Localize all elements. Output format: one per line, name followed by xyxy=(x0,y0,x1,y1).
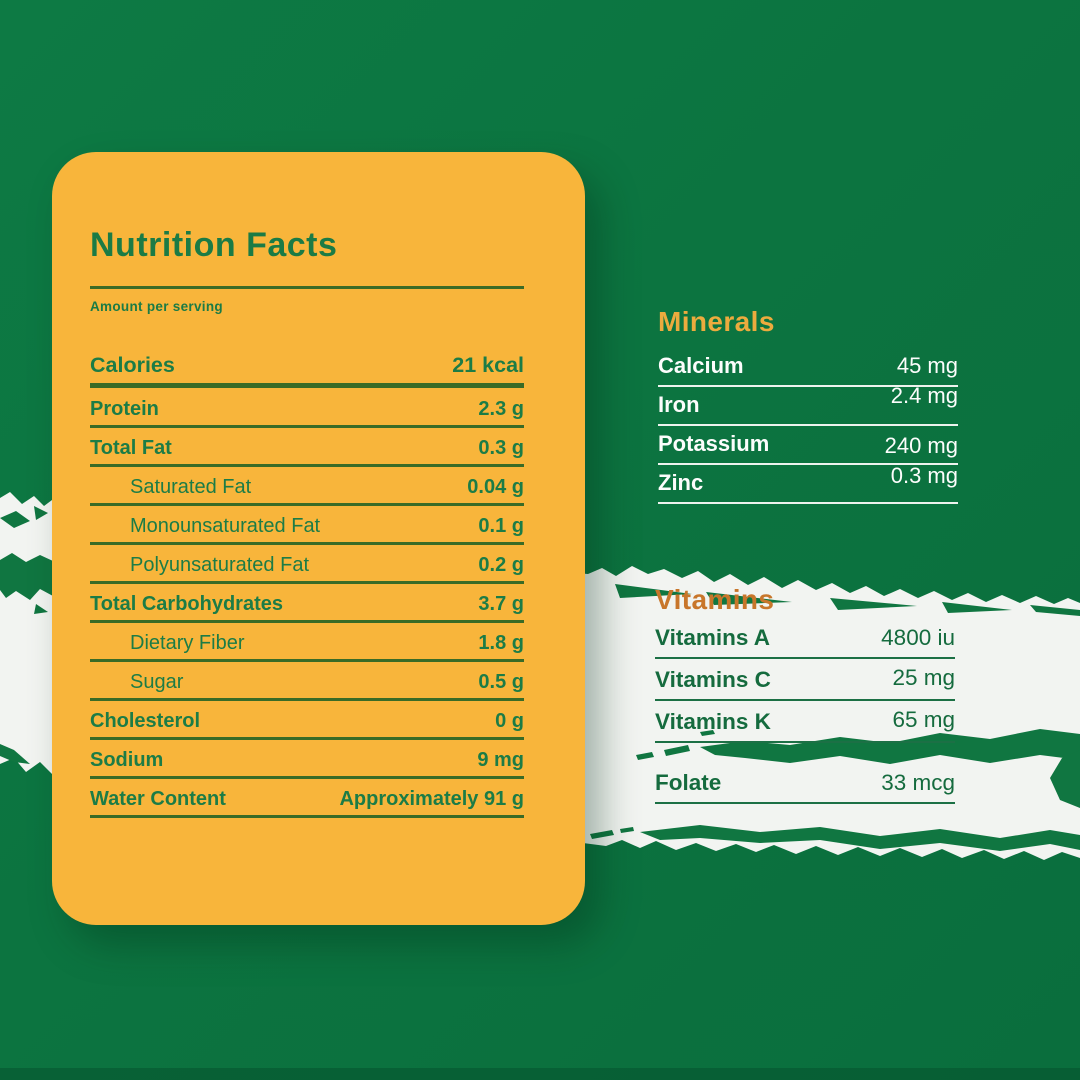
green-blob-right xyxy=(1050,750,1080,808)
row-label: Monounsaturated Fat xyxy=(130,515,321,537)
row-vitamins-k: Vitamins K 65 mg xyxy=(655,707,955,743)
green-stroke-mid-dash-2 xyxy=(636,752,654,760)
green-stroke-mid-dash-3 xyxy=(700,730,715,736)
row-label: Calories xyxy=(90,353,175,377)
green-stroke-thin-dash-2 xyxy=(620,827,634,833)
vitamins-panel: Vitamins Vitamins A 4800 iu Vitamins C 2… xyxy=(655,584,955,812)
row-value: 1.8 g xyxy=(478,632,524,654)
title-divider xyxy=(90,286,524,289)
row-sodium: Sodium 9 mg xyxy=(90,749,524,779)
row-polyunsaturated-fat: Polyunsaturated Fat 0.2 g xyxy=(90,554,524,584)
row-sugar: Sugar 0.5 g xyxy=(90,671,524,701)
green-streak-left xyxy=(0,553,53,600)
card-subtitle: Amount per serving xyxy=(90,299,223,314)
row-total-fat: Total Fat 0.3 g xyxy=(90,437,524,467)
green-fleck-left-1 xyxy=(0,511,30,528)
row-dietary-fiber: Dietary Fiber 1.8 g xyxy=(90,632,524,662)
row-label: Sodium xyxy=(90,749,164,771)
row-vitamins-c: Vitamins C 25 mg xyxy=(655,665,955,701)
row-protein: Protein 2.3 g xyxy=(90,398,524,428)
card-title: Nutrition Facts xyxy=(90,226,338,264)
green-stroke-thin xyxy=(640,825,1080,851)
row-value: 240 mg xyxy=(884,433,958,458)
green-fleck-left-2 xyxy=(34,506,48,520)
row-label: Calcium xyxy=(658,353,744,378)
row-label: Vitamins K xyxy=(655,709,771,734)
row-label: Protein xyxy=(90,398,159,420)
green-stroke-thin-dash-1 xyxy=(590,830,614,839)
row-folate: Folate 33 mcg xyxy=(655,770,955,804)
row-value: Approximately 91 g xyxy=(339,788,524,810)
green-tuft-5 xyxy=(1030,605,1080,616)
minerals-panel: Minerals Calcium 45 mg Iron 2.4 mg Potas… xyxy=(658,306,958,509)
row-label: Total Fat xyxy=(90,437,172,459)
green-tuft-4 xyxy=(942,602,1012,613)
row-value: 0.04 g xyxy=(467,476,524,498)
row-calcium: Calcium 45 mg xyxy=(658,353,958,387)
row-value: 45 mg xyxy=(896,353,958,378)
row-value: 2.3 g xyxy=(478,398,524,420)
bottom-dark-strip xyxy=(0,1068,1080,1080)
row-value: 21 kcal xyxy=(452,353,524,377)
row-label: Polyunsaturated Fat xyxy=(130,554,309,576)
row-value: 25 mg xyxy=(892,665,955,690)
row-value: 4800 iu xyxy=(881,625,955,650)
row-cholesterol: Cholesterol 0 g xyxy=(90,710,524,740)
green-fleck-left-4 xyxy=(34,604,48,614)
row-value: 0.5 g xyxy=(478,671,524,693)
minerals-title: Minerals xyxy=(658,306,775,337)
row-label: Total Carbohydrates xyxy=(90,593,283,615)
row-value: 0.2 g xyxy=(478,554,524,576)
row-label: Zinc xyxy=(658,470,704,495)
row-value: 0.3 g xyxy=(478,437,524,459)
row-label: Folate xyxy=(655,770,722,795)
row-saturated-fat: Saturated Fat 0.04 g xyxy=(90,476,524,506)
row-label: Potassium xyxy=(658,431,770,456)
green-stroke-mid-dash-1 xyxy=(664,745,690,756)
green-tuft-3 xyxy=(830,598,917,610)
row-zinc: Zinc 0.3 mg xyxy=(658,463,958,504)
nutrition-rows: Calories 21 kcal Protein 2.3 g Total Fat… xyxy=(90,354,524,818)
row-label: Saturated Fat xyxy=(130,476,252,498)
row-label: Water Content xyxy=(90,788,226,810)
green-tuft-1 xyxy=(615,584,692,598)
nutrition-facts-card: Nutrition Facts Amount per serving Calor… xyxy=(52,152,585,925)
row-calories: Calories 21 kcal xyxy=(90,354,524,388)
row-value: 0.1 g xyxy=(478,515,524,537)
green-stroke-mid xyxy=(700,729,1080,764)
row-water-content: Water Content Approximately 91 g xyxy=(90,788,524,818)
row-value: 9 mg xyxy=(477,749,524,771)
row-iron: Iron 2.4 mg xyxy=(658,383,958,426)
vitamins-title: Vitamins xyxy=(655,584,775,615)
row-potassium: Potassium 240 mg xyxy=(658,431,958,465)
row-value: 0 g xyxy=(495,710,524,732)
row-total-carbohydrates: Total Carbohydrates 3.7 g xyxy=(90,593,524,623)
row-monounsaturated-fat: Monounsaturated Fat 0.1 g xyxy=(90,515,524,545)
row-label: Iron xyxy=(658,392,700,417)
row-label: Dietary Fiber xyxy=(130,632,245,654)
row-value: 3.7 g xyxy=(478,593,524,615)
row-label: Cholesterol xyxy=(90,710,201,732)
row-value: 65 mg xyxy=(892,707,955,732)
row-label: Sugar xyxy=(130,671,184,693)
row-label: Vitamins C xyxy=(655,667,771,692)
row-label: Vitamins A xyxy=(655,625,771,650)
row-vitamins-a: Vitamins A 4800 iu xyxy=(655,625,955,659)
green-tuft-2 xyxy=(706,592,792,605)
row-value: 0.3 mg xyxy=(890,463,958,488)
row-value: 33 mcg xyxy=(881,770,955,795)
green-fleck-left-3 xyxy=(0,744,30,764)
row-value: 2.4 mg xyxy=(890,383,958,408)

---

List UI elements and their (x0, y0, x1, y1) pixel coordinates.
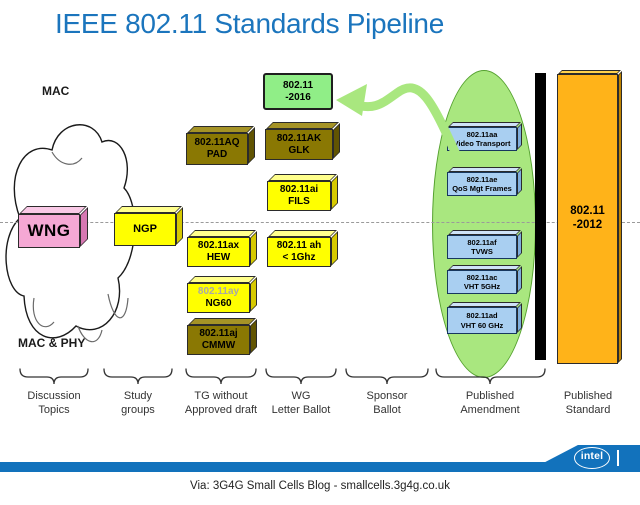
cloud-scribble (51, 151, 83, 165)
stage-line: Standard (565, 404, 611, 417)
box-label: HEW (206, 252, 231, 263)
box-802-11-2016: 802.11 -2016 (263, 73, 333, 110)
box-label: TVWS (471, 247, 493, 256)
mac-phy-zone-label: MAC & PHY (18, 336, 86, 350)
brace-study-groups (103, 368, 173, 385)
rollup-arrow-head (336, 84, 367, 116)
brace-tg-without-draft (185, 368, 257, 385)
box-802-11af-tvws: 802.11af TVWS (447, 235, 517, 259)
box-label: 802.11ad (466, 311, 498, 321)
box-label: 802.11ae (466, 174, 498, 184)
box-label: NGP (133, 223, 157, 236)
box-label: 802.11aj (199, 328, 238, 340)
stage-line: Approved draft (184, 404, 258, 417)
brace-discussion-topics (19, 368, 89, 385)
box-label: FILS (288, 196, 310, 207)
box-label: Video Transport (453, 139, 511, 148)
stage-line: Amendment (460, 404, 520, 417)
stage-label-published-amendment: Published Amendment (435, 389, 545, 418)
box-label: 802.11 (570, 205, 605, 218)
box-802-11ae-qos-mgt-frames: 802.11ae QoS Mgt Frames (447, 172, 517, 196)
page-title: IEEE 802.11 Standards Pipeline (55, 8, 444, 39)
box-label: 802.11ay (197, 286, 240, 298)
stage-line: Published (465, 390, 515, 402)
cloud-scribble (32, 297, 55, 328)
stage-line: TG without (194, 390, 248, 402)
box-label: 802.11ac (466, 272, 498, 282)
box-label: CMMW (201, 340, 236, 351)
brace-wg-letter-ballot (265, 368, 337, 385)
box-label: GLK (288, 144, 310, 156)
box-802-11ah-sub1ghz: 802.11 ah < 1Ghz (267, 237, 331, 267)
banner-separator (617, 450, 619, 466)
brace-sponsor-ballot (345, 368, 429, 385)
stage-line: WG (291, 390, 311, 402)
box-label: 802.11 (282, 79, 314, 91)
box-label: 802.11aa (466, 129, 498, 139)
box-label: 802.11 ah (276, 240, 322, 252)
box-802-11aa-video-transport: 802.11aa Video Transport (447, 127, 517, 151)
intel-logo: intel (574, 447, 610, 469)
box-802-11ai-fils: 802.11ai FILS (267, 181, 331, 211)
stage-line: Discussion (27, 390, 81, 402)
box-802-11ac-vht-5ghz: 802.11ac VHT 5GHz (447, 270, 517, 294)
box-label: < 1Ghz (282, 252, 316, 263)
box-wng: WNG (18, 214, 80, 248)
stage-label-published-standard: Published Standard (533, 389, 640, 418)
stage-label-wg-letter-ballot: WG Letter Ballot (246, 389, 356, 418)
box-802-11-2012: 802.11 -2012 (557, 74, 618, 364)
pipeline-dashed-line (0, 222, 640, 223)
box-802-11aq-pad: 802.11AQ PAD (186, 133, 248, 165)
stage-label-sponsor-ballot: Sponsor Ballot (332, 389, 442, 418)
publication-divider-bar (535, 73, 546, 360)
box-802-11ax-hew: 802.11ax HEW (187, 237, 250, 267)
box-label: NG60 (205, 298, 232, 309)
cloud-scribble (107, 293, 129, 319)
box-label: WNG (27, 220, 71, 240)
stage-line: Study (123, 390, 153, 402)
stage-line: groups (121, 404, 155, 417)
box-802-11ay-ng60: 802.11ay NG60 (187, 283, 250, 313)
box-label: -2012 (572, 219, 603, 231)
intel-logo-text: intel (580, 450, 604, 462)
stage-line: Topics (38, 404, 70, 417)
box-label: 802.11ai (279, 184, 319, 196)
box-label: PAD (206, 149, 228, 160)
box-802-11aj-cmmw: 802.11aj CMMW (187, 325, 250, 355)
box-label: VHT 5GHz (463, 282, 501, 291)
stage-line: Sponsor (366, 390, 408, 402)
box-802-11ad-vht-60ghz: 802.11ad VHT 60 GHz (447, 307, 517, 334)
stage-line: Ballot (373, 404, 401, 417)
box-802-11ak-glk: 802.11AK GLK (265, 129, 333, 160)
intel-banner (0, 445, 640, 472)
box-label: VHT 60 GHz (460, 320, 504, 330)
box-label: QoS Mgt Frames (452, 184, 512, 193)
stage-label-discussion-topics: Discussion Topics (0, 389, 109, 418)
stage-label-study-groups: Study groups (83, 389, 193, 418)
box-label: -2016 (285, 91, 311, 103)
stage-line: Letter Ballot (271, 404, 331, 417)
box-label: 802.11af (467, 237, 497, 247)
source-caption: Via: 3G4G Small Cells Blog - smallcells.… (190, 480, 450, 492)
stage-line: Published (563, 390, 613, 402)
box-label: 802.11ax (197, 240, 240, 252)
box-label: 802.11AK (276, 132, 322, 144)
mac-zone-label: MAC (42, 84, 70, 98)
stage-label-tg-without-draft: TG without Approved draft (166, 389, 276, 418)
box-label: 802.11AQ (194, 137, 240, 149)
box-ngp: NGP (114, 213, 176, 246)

--

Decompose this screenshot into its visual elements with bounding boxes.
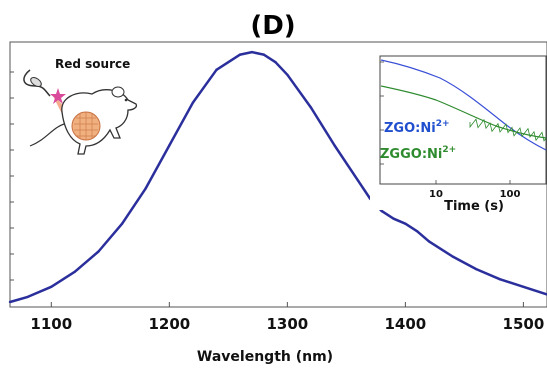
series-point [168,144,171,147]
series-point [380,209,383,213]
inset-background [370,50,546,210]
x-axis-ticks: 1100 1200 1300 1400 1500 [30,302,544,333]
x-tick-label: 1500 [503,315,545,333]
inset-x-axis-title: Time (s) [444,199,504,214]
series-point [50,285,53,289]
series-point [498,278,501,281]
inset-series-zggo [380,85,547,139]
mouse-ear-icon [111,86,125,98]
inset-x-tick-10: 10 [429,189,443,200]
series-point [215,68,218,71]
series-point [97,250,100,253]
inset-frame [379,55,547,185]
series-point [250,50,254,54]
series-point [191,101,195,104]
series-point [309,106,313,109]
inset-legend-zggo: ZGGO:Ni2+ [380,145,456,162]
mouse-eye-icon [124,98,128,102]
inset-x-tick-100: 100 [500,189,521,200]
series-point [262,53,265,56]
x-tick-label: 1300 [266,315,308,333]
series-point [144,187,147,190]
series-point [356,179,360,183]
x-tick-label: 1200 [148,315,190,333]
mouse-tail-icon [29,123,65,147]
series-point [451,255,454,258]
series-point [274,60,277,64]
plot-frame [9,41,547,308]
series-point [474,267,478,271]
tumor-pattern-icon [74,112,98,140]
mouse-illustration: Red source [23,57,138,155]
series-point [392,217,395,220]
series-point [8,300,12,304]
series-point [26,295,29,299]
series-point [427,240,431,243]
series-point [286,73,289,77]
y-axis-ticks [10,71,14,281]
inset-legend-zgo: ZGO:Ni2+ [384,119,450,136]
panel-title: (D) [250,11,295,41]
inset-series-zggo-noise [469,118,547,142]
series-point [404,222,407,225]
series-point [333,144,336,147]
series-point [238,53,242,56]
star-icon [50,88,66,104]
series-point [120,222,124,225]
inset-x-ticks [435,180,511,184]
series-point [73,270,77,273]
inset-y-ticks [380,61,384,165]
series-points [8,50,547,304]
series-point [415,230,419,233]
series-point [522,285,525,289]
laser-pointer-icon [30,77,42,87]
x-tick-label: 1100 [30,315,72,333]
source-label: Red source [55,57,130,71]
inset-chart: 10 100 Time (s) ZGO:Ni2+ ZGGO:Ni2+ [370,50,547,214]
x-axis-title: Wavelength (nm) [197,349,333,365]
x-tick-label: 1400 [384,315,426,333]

* Task goal: Tally the lines in the records above that contain the word "Fiber". Write the number and nothing else.

* Written reply: 2